### Dataset entries
---
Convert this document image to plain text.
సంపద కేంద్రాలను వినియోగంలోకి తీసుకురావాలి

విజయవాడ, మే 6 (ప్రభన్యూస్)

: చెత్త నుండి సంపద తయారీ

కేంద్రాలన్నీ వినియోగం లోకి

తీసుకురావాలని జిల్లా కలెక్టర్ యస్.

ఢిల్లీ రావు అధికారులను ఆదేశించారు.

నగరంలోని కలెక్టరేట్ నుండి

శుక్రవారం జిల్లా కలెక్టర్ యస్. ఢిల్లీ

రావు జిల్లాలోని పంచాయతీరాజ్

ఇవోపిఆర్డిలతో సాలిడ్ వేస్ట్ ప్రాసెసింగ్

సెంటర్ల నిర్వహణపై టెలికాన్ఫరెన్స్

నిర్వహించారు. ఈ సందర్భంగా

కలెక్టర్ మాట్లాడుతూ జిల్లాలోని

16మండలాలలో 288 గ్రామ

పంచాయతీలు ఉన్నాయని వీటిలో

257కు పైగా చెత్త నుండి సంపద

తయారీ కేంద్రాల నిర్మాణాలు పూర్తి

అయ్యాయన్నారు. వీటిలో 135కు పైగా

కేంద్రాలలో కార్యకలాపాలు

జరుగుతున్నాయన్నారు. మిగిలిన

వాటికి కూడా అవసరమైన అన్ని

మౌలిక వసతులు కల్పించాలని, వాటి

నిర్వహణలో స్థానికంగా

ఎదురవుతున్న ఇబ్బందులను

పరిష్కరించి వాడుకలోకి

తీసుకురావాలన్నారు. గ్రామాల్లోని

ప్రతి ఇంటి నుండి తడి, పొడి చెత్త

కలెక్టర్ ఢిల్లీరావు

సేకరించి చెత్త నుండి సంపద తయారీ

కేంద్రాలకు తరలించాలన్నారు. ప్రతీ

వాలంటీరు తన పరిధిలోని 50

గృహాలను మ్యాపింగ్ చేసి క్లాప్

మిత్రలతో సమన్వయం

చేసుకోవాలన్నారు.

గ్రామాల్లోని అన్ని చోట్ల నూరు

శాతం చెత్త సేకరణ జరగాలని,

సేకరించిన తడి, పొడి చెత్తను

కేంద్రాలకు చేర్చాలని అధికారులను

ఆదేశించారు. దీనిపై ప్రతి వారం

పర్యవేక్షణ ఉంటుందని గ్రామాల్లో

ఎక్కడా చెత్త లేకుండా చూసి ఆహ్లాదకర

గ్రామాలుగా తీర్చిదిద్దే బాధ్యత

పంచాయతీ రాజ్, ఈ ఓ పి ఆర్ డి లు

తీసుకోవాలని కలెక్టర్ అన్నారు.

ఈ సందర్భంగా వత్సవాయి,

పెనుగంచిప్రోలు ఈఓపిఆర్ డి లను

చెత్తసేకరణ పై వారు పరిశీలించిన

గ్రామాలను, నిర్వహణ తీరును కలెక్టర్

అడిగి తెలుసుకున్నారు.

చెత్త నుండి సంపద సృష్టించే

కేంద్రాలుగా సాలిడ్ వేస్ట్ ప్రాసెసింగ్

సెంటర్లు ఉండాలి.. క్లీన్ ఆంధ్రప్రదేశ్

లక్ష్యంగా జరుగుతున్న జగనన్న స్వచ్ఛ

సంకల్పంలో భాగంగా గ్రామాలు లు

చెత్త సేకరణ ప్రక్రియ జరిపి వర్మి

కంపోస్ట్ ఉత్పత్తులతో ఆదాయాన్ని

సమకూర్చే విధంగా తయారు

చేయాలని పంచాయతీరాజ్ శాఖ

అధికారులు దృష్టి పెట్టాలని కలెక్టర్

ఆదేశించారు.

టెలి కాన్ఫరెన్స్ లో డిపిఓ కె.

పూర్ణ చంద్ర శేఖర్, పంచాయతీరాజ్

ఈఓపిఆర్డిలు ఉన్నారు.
---
### Challenge
Repeat every record, keeping each word and mark exactly as it is.

### Task answer
Convert this document image to plain text.
సంపద కేంద్రాలను వినియోగంలోకి తీసుకురావాలి

విజయవాడ, మే 6 (ప్రభన్యూస్)

: చెత్త నుండి సంపద తయారీ

కేంద్రాలన్నీ వినియోగం లోకి

తీసుకురావాలని జిల్లా కలెక్టర్ యస్.

ఢిల్లీ రావు అధికారులను ఆదేశించారు.

నగరంలోని కలెక్టరేట్ నుండి

శుక్రవారం జిల్లా కలెక్టర్ యస్. ఢిల్లీ

రావు జిల్లాలోని పంచాయతీరాజ్

ఇవోపిఆర్డిలతో సాలిడ్ వేస్ట్ ప్రాసెసింగ్

సెంటర్ల నిర్వహణపై టెలికాన్ఫరెన్స్

నిర్వహించారు. ఈ సందర్భంగా

కలెక్టర్ మాట్లాడుతూ జిల్లాలోని

16మండలాలలో 288 గ్రామ

పంచాయతీలు ఉన్నాయని వీటిలో

257కు పైగా చెత్త నుండి సంపద

తయారీ కేంద్రాల నిర్మాణాలు పూర్తి

అయ్యాయన్నారు. వీటిలో 135కు పైగా

కేంద్రాలలో కార్యకలాపాలు

జరుగుతున్నాయన్నారు. మిగిలిన

వాటికి కూడా అవసరమైన అన్ని

మౌలిక వసతులు కల్పించాలని, వాటి

నిర్వహణలో స్థానికంగా

ఎదురవుతున్న ఇబ్బందులను

పరిష్కరించి వాడుకలోకి

తీసుకురావాలన్నారు. గ్రామాల్లోని

ప్రతి ఇంటి నుండి తడి, పొడి చెత్త

కలెక్టర్ ఢిల్లీరావు

సేకరించి చెత్త నుండి సంపద తయారీ

కేంద్రాలకు తరలించాలన్నారు. ప్రతీ

వాలంటీరు తన పరిధిలోని 50

గృహాలను మ్యాపింగ్ చేసి క్లాప్

మిత్రలతో సమన్వయం

చేసుకోవాలన్నారు.

గ్రామాల్లోని అన్ని చోట్ల నూరు

శాతం చెత్త సేకరణ జరగాలని,

సేకరించిన తడి, పొడి చెత్తను

కేంద్రాలకు చేర్చాలని అధికారులను

ఆదేశించారు. దీనిపై ప్రతి వారం

పర్యవేక్షణ ఉంటుందని గ్రామాల్లో

ఎక్కడా చెత్త లేకుండా చూసి ఆహ్లాదకర

గ్రామాలుగా తీర్చిదిద్దే బాధ్యత

పంచాయతీ రాజ్, ఈ ఓ పి ఆర్ డి లు

తీసుకోవాలని కలెక్టర్ అన్నారు.

ఈ సందర్భంగా వత్సవాయి,

పెనుగంచిప్రోలు ఈఓపిఆర్ డి లను

చెత్తసేకరణ పై వారు పరిశీలించిన

గ్రామాలను, నిర్వహణ తీరును కలెక్టర్

అడిగి తెలుసుకున్నారు.

చెత్త నుండి సంపద సృష్టించే

కేంద్రాలుగా సాలిడ్ వేస్ట్ ప్రాసెసింగ్

సెంటర్లు ఉండాలి.. క్లీన్ ఆంధ్రప్రదేశ్

లక్ష్యంగా జరుగుతున్న జగనన్న స్వచ్ఛ

సంకల్పంలో భాగంగా గ్రామాలు లు

చెత్త సేకరణ ప్రక్రియ జరిపి వర్మి

కంపోస్ట్ ఉత్పత్తులతో ఆదాయాన్ని

సమకూర్చే విధంగా తయారు

చేయాలని పంచాయతీరాజ్ శాఖ

అధికారులు దృష్టి పెట్టాలని కలెక్టర్

ఆదేశించారు.

టెలి కాన్ఫరెన్స్ లో డిపిఓ కె.

పూర్ణ చంద్ర శేఖర్, పంచాయతీరాజ్

ఈఓపిఆర్డిలు ఉన్నారు.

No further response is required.